Transcribe the material word for word, but without the images.

** START OF DATASET ROWS **

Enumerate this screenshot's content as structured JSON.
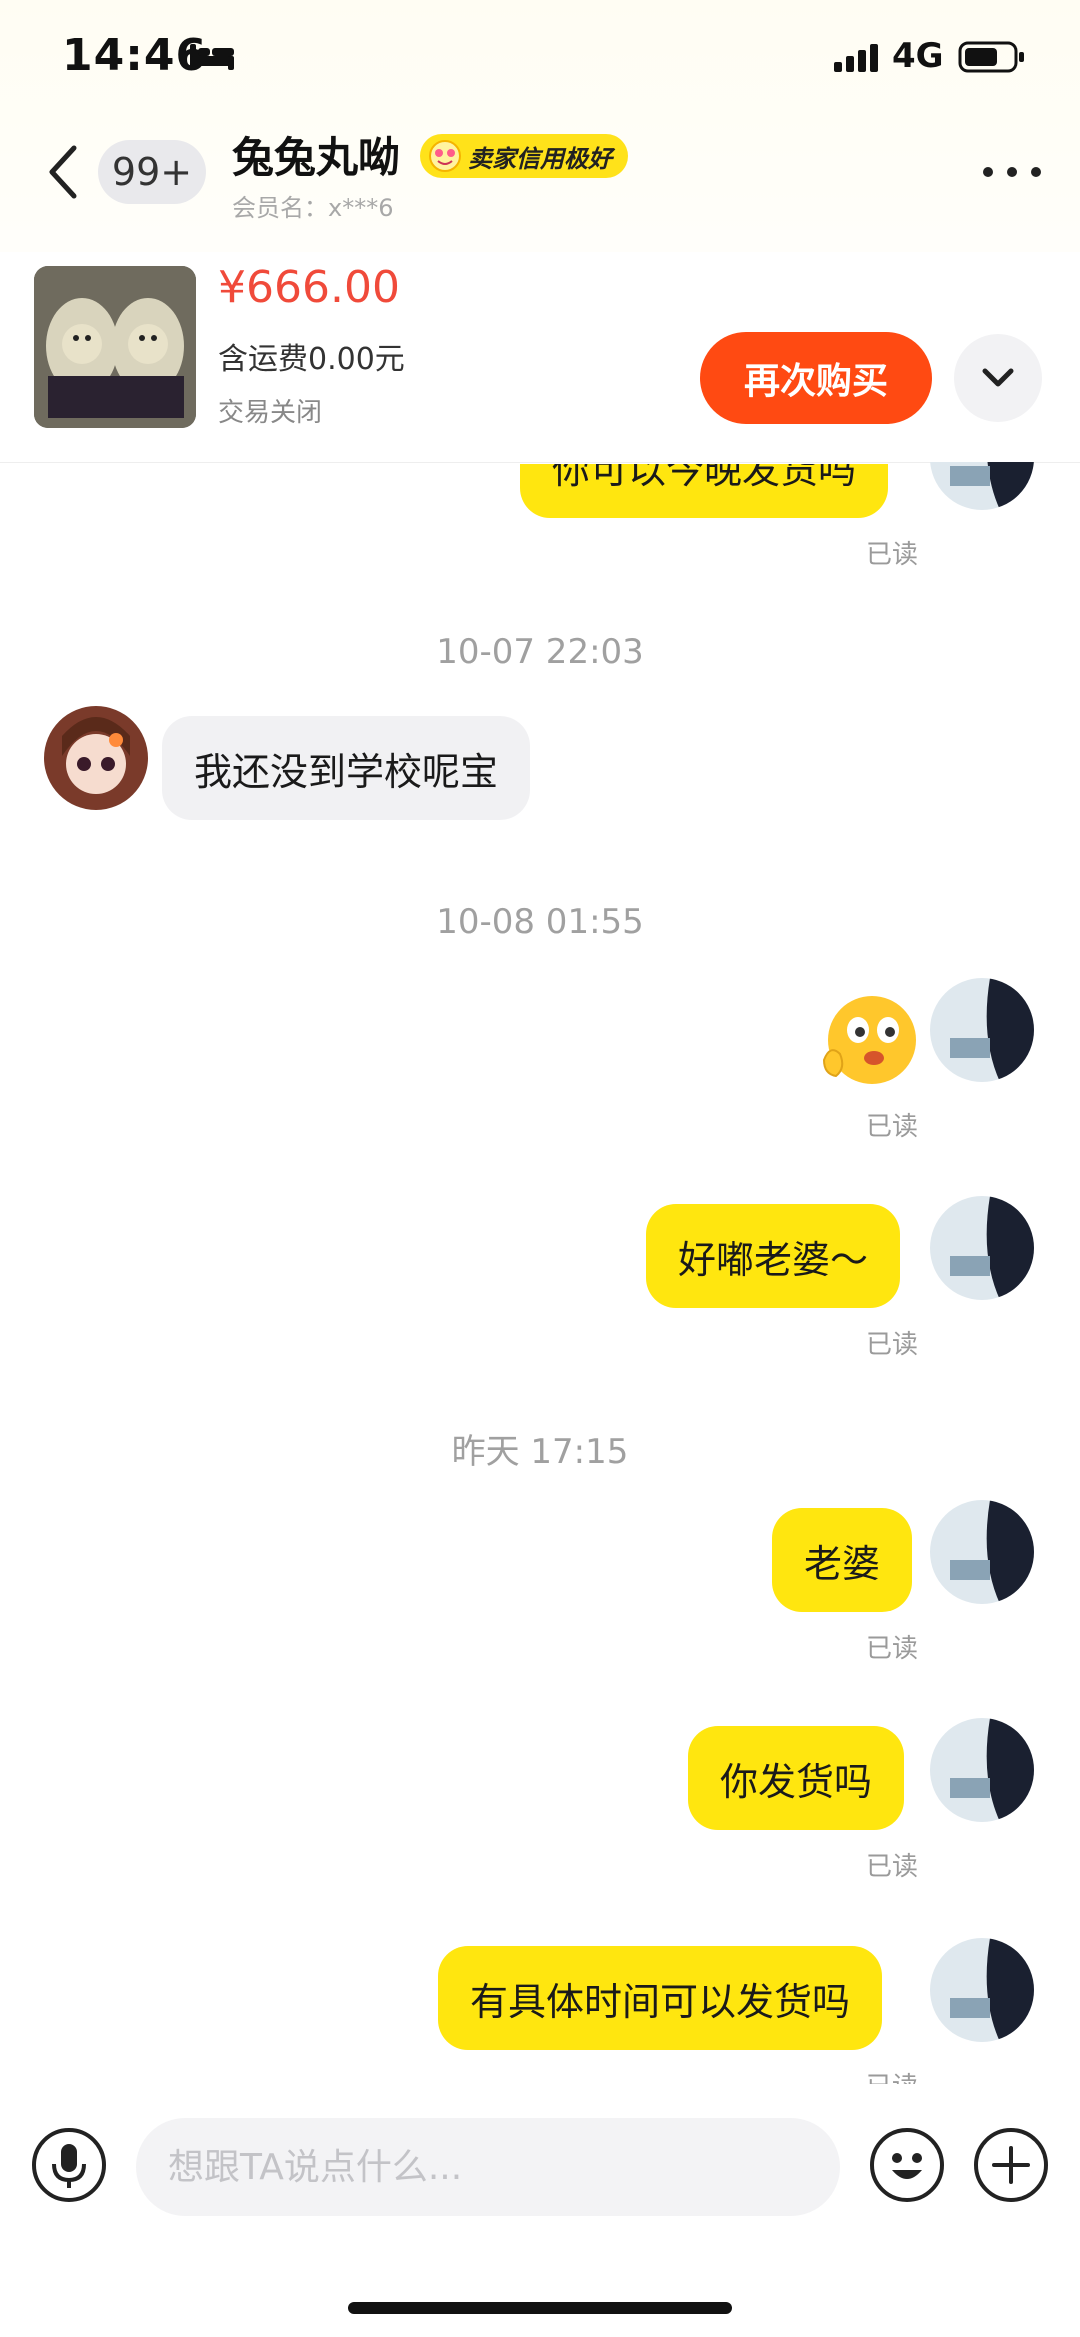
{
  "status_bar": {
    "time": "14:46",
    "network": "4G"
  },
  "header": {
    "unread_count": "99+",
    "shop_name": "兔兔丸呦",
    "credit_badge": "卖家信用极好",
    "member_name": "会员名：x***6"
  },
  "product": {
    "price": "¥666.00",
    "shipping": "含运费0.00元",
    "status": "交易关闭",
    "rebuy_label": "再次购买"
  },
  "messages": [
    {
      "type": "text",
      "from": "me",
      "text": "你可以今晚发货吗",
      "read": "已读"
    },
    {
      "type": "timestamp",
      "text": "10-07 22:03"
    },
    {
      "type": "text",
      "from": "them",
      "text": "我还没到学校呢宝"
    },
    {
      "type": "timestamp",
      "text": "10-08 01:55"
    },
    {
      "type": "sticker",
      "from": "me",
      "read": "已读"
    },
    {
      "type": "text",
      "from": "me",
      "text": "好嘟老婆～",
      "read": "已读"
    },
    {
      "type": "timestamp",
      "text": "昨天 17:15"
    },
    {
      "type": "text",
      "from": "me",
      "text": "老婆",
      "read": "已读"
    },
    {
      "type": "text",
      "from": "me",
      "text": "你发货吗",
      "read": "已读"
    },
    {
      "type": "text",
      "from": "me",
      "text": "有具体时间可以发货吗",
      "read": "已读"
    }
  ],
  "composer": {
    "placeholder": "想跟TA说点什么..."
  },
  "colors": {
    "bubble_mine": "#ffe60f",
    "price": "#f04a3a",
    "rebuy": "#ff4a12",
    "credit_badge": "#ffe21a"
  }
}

** END OF DATASET ROWS **

### EXERCISE RESULT:
Enumerate this screenshot's content as structured JSON.
{
  "status_bar": {
    "time": "14:46",
    "network": "4G"
  },
  "header": {
    "unread_count": "99+",
    "shop_name": "兔兔丸呦",
    "credit_badge": "卖家信用极好",
    "member_name": "会员名：x***6"
  },
  "product": {
    "price": "¥666.00",
    "shipping": "含运费0.00元",
    "status": "交易关闭",
    "rebuy_label": "再次购买"
  },
  "messages": [
    {
      "type": "text",
      "from": "me",
      "text": "你可以今晚发货吗",
      "read": "已读"
    },
    {
      "type": "timestamp",
      "text": "10-07 22:03"
    },
    {
      "type": "text",
      "from": "them",
      "text": "我还没到学校呢宝"
    },
    {
      "type": "timestamp",
      "text": "10-08 01:55"
    },
    {
      "type": "sticker",
      "from": "me",
      "read": "已读"
    },
    {
      "type": "text",
      "from": "me",
      "text": "好嘟老婆～",
      "read": "已读"
    },
    {
      "type": "timestamp",
      "text": "昨天 17:15"
    },
    {
      "type": "text",
      "from": "me",
      "text": "老婆",
      "read": "已读"
    },
    {
      "type": "text",
      "from": "me",
      "text": "你发货吗",
      "read": "已读"
    },
    {
      "type": "text",
      "from": "me",
      "text": "有具体时间可以发货吗",
      "read": "已读"
    }
  ],
  "composer": {
    "placeholder": "想跟TA说点什么..."
  },
  "colors": {
    "bubble_mine": "#ffe60f",
    "price": "#f04a3a",
    "rebuy": "#ff4a12",
    "credit_badge": "#ffe21a"
  }
}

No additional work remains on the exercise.